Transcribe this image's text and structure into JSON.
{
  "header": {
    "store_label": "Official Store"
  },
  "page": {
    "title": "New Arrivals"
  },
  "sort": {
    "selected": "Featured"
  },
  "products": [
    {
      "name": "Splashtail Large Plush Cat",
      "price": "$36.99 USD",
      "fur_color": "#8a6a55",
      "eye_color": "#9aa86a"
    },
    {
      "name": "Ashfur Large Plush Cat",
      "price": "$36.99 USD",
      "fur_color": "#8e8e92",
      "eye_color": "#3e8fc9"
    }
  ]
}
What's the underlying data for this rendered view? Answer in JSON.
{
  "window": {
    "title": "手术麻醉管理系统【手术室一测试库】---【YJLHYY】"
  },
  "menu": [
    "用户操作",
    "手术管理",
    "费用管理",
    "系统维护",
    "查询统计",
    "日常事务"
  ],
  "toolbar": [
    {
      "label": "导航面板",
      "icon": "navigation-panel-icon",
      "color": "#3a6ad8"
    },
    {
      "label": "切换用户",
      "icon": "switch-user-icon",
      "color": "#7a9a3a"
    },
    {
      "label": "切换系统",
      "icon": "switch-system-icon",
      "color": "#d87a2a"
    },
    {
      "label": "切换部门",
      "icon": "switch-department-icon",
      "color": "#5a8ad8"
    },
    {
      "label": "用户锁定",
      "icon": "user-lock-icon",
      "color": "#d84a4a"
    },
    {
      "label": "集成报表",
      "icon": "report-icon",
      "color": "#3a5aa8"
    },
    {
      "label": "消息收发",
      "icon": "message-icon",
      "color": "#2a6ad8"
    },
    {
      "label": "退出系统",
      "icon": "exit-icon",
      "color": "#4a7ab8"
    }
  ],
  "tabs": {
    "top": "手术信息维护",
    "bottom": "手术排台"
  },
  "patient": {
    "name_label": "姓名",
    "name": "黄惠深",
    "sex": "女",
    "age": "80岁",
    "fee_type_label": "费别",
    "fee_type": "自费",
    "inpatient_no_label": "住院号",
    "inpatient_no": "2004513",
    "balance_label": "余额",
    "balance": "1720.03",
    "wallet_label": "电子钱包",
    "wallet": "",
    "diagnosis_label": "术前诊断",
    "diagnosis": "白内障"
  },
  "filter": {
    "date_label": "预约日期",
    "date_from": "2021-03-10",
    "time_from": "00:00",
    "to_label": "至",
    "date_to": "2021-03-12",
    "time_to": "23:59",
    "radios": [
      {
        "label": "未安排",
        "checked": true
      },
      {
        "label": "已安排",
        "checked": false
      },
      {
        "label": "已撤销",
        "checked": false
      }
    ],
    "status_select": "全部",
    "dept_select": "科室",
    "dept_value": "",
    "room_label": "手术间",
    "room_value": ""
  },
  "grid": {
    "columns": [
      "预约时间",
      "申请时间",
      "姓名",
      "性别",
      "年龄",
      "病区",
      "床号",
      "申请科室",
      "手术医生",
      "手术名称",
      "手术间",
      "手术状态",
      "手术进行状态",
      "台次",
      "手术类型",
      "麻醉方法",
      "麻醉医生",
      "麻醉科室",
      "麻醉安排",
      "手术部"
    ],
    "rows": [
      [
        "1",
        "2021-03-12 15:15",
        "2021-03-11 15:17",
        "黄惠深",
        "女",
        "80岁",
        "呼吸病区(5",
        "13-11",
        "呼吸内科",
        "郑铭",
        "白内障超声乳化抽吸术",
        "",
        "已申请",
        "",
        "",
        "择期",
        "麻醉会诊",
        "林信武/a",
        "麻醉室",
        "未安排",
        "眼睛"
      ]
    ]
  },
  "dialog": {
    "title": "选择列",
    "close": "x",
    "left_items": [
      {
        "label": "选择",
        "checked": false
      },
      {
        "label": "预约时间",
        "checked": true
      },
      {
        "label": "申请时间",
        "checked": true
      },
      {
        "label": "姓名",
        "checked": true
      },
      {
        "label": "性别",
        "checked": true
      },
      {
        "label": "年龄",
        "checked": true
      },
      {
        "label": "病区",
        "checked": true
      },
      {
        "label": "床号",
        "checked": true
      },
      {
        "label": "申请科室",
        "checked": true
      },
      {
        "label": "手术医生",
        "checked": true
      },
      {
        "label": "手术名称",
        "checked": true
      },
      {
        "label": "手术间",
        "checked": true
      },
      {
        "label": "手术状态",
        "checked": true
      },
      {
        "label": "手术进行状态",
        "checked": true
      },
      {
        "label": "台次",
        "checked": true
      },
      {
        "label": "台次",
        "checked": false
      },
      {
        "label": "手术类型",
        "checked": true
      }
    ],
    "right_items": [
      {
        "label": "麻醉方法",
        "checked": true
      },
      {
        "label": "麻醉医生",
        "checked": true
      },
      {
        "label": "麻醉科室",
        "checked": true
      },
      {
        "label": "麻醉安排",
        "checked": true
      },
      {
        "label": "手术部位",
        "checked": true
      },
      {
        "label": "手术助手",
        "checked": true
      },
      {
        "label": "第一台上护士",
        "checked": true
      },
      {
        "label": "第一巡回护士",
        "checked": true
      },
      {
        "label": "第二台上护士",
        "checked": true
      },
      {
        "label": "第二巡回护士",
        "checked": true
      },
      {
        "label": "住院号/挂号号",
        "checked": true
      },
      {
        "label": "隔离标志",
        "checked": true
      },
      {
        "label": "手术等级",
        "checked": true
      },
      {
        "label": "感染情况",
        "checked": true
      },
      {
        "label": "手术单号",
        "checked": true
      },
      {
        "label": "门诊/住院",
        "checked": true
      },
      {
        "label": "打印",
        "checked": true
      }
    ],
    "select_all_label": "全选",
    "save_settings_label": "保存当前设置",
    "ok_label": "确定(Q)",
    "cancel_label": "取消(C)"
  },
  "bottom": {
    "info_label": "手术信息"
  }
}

######

SHORT PROBLEM: All of the entries need to be reproduced exactly; please write them out.

RESULT FOR THIS EXERCISE:
Transcribe this image's text and structure into JSON.
{
  "header": {
    "store_label": "Official Store"
  },
  "page": {
    "title": "New Arrivals"
  },
  "sort": {
    "selected": "Featured"
  },
  "products": [
    {
      "name": "Splashtail Large Plush Cat",
      "price": "$36.99 USD",
      "fur_color": "#8a6a55",
      "eye_color": "#9aa86a"
    },
    {
      "name": "Ashfur Large Plush Cat",
      "price": "$36.99 USD",
      "fur_color": "#8e8e92",
      "eye_color": "#3e8fc9"
    }
  ]
}
What's the underlying data for this rendered view? Answer in JSON.
{
  "window": {
    "title": "手术麻醉管理系统【手术室一测试库】---【YJLHYY】"
  },
  "menu": [
    "用户操作",
    "手术管理",
    "费用管理",
    "系统维护",
    "查询统计",
    "日常事务"
  ],
  "toolbar": [
    {
      "label": "导航面板",
      "icon": "navigation-panel-icon",
      "color": "#3a6ad8"
    },
    {
      "label": "切换用户",
      "icon": "switch-user-icon",
      "color": "#7a9a3a"
    },
    {
      "label": "切换系统",
      "icon": "switch-system-icon",
      "color": "#d87a2a"
    },
    {
      "label": "切换部门",
      "icon": "switch-department-icon",
      "color": "#5a8ad8"
    },
    {
      "label": "用户锁定",
      "icon": "user-lock-icon",
      "color": "#d84a4a"
    },
    {
      "label": "集成报表",
      "icon": "report-icon",
      "color": "#3a5aa8"
    },
    {
      "label": "消息收发",
      "icon": "message-icon",
      "color": "#2a6ad8"
    },
    {
      "label": "退出系统",
      "icon": "exit-icon",
      "color": "#4a7ab8"
    }
  ],
  "tabs": {
    "top": "手术信息维护",
    "bottom": "手术排台"
  },
  "patient": {
    "name_label": "姓名",
    "name": "黄惠深",
    "sex": "女",
    "age": "80岁",
    "fee_type_label": "费别",
    "fee_type": "自费",
    "inpatient_no_label": "住院号",
    "inpatient_no": "2004513",
    "balance_label": "余额",
    "balance": "1720.03",
    "wallet_label": "电子钱包",
    "wallet": "",
    "diagnosis_label": "术前诊断",
    "diagnosis": "白内障"
  },
  "filter": {
    "date_label": "预约日期",
    "date_from": "2021-03-10",
    "time_from": "00:00",
    "to_label": "至",
    "date_to": "2021-03-12",
    "time_to": "23:59",
    "radios": [
      {
        "label": "未安排",
        "checked": true
      },
      {
        "label": "已安排",
        "checked": false
      },
      {
        "label": "已撤销",
        "checked": false
      }
    ],
    "status_select": "全部",
    "dept_select": "科室",
    "dept_value": "",
    "room_label": "手术间",
    "room_value": ""
  },
  "grid": {
    "columns": [
      "预约时间",
      "申请时间",
      "姓名",
      "性别",
      "年龄",
      "病区",
      "床号",
      "申请科室",
      "手术医生",
      "手术名称",
      "手术间",
      "手术状态",
      "手术进行状态",
      "台次",
      "手术类型",
      "麻醉方法",
      "麻醉医生",
      "麻醉科室",
      "麻醉安排",
      "手术部"
    ],
    "rows": [
      [
        "1",
        "2021-03-12 15:15",
        "2021-03-11 15:17",
        "黄惠深",
        "女",
        "80岁",
        "呼吸病区(5",
        "13-11",
        "呼吸内科",
        "郑铭",
        "白内障超声乳化抽吸术",
        "",
        "已申请",
        "",
        "",
        "择期",
        "麻醉会诊",
        "林信武/a",
        "麻醉室",
        "未安排",
        "眼睛"
      ]
    ]
  },
  "dialog": {
    "title": "选择列",
    "close": "x",
    "left_items": [
      {
        "label": "选择",
        "checked": false
      },
      {
        "label": "预约时间",
        "checked": true
      },
      {
        "label": "申请时间",
        "checked": true
      },
      {
        "label": "姓名",
        "checked": true
      },
      {
        "label": "性别",
        "checked": true
      },
      {
        "label": "年龄",
        "checked": true
      },
      {
        "label": "病区",
        "checked": true
      },
      {
        "label": "床号",
        "checked": true
      },
      {
        "label": "申请科室",
        "checked": true
      },
      {
        "label": "手术医生",
        "checked": true
      },
      {
        "label": "手术名称",
        "checked": true
      },
      {
        "label": "手术间",
        "checked": true
      },
      {
        "label": "手术状态",
        "checked": true
      },
      {
        "label": "手术进行状态",
        "checked": true
      },
      {
        "label": "台次",
        "checked": true
      },
      {
        "label": "台次",
        "checked": false
      },
      {
        "label": "手术类型",
        "checked": true
      }
    ],
    "right_items": [
      {
        "label": "麻醉方法",
        "checked": true
      },
      {
        "label": "麻醉医生",
        "checked": true
      },
      {
        "label": "麻醉科室",
        "checked": true
      },
      {
        "label": "麻醉安排",
        "checked": true
      },
      {
        "label": "手术部位",
        "checked": true
      },
      {
        "label": "手术助手",
        "checked": true
      },
      {
        "label": "第一台上护士",
        "checked": true
      },
      {
        "label": "第一巡回护士",
        "checked": true
      },
      {
        "label": "第二台上护士",
        "checked": true
      },
      {
        "label": "第二巡回护士",
        "checked": true
      },
      {
        "label": "住院号/挂号号",
        "checked": true
      },
      {
        "label": "隔离标志",
        "checked": true
      },
      {
        "label": "手术等级",
        "checked": true
      },
      {
        "label": "感染情况",
        "checked": true
      },
      {
        "label": "手术单号",
        "checked": true
      },
      {
        "label": "门诊/住院",
        "checked": true
      },
      {
        "label": "打印",
        "checked": true
      }
    ],
    "select_all_label": "全选",
    "save_settings_label": "保存当前设置",
    "ok_label": "确定(Q)",
    "cancel_label": "取消(C)"
  },
  "bottom": {
    "info_label": "手术信息"
  }
}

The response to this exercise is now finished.